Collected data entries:
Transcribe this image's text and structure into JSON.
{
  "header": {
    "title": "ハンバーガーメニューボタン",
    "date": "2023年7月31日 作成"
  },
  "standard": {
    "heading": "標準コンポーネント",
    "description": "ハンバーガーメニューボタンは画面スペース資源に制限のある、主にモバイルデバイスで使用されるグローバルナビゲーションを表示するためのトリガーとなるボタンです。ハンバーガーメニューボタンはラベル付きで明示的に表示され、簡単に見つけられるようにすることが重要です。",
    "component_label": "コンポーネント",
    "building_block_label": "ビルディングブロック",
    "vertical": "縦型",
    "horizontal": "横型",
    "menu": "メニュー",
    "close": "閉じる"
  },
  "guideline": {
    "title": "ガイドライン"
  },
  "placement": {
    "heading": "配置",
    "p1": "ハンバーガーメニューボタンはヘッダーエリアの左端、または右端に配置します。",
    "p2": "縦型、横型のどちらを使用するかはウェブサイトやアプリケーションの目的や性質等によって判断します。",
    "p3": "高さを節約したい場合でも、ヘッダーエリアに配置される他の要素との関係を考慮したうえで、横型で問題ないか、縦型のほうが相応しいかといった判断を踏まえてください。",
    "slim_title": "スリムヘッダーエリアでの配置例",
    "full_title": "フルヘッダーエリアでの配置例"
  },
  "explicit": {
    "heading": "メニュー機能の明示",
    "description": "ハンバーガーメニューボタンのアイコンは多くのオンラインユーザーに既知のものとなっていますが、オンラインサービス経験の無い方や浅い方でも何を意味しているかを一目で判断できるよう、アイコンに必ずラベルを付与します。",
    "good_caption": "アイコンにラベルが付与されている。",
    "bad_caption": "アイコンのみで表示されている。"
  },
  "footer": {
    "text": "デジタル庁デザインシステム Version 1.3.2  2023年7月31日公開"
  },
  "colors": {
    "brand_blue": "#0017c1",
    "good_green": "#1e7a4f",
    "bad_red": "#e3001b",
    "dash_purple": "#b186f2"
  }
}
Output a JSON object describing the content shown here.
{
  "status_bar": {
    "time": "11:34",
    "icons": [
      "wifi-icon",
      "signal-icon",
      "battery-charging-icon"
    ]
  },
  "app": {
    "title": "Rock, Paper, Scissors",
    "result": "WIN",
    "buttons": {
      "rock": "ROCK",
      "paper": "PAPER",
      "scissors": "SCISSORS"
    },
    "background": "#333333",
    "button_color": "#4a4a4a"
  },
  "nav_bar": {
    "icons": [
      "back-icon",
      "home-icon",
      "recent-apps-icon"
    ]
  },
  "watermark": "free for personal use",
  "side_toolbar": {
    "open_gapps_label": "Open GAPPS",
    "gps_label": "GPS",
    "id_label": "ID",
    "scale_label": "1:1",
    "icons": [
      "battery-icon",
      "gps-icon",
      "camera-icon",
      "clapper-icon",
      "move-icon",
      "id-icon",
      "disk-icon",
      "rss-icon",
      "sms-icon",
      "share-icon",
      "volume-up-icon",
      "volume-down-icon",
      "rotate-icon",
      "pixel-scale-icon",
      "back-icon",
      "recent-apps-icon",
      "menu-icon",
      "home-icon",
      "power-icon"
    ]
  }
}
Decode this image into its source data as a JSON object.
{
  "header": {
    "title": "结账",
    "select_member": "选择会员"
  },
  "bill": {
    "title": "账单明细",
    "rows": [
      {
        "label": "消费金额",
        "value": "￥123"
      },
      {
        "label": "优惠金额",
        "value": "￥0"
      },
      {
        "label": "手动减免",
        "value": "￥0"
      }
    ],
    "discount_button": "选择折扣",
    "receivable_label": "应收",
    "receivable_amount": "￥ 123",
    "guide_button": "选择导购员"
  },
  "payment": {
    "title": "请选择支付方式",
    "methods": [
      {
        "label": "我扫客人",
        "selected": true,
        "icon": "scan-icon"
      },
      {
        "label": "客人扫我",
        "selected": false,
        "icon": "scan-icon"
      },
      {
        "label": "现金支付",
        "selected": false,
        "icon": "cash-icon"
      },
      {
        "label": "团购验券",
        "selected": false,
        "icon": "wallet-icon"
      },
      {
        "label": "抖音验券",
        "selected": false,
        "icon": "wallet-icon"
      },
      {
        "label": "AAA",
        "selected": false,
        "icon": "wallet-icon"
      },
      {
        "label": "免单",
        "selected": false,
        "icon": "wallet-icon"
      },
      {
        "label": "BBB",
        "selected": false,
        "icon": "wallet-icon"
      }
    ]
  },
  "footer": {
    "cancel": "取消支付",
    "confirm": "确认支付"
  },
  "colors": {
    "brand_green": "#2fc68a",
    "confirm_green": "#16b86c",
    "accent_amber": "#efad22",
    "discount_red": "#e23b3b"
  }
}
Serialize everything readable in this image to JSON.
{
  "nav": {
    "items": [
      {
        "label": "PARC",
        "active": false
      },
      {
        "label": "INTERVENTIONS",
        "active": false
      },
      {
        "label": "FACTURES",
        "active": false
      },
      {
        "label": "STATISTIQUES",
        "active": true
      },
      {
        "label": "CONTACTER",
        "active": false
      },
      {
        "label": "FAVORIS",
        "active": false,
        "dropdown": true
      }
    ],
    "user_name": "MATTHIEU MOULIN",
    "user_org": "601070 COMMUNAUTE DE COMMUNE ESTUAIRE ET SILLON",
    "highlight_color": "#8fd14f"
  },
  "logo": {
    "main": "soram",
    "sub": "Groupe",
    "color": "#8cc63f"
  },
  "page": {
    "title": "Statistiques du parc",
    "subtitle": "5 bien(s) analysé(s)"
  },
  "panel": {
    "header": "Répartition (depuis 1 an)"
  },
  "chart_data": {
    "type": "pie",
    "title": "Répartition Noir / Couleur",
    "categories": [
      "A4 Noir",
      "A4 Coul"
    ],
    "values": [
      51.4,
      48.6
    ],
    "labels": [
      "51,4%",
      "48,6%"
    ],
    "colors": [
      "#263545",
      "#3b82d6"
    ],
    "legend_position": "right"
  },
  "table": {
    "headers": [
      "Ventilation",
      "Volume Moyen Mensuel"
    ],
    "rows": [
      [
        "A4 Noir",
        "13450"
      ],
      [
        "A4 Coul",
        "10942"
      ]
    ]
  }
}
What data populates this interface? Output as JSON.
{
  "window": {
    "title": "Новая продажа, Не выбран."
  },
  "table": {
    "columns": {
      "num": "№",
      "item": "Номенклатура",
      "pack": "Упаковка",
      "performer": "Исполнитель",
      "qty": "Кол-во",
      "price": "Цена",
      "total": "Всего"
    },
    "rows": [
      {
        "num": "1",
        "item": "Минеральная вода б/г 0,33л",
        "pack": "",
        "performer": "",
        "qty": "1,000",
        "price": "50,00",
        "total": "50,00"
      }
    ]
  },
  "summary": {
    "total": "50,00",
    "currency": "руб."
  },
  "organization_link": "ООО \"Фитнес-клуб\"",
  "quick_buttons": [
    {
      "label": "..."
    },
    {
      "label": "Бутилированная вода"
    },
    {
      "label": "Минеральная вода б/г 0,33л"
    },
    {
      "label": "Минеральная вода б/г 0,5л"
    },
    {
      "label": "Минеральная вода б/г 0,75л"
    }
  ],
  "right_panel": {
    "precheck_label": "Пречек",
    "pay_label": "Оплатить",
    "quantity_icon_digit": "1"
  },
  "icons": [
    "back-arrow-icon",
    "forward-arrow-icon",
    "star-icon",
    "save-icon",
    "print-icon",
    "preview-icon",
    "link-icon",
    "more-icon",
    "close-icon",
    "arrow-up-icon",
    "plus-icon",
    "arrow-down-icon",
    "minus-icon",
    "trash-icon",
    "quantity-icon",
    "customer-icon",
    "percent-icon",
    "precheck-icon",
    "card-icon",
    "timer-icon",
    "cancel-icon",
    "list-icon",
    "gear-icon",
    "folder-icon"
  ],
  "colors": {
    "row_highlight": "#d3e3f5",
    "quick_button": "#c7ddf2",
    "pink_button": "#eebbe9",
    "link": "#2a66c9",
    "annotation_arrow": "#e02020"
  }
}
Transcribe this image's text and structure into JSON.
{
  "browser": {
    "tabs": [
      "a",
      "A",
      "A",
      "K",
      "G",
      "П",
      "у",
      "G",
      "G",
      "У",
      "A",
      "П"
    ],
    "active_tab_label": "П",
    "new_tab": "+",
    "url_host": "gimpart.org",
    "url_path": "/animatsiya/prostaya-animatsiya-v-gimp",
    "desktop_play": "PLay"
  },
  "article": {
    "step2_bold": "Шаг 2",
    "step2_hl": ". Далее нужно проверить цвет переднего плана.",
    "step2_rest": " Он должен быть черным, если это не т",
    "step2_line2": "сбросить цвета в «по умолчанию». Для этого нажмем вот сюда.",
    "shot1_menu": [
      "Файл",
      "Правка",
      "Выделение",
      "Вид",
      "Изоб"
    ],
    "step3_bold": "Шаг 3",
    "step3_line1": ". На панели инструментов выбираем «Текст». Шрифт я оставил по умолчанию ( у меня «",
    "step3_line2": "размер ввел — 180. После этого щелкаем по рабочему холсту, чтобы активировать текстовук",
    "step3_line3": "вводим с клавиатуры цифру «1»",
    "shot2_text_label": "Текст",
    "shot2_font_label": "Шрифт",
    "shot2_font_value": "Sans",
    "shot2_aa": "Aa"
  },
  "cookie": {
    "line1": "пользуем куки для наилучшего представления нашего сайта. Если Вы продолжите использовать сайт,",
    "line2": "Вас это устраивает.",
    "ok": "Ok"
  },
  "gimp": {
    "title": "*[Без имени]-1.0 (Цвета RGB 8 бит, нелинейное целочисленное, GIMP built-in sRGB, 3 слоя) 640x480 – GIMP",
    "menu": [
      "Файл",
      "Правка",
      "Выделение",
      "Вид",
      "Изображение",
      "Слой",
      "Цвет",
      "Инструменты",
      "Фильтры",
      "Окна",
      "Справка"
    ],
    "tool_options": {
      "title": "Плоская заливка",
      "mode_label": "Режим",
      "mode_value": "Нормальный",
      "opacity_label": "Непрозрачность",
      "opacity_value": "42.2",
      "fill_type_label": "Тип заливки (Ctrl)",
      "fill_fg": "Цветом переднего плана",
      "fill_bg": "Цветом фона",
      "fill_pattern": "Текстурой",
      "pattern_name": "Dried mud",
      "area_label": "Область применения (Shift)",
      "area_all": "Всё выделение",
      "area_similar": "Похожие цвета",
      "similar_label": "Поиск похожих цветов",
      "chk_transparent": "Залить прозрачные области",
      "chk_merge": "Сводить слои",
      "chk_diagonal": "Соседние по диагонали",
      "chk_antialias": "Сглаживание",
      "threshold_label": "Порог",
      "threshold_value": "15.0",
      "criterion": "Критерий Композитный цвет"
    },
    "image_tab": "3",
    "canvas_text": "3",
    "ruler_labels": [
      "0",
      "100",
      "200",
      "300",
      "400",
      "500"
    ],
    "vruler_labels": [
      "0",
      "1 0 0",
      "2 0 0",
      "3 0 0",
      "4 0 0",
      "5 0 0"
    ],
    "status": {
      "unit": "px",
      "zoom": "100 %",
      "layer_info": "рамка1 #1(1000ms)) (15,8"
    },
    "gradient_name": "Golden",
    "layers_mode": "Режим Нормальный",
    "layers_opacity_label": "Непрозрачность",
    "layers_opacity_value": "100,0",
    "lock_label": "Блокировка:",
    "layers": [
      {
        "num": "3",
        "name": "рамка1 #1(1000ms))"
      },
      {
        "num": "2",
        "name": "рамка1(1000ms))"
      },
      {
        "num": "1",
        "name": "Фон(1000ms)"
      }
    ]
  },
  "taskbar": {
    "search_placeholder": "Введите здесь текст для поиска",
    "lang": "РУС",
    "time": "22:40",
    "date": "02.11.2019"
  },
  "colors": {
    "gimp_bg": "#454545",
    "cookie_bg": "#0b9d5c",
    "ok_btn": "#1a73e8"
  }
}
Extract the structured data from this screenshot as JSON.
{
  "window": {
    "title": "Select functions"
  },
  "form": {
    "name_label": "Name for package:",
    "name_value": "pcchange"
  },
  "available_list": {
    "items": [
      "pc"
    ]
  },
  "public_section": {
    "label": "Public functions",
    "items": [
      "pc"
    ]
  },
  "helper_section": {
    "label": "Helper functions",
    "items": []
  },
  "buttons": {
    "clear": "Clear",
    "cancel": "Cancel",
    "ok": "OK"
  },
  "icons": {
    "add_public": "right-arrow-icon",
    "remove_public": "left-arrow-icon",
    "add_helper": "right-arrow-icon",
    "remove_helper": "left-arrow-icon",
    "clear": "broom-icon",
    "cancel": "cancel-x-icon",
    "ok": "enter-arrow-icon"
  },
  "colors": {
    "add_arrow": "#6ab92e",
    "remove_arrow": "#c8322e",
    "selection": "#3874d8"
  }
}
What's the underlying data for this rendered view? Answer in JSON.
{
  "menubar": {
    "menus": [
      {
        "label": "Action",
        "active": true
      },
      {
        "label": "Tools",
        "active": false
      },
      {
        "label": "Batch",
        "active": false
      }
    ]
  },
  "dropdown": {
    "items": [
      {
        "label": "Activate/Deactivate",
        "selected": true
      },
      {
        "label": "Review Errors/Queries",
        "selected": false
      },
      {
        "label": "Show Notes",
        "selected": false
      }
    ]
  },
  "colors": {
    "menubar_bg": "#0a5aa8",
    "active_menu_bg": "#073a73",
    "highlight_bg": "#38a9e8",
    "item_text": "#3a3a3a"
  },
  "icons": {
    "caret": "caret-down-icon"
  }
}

Your objective:
Every line above that contains the word "Output" should be reported.

Written response:
Output a JSON object describing the content shown here.
What data populates this interface? Output as JSON.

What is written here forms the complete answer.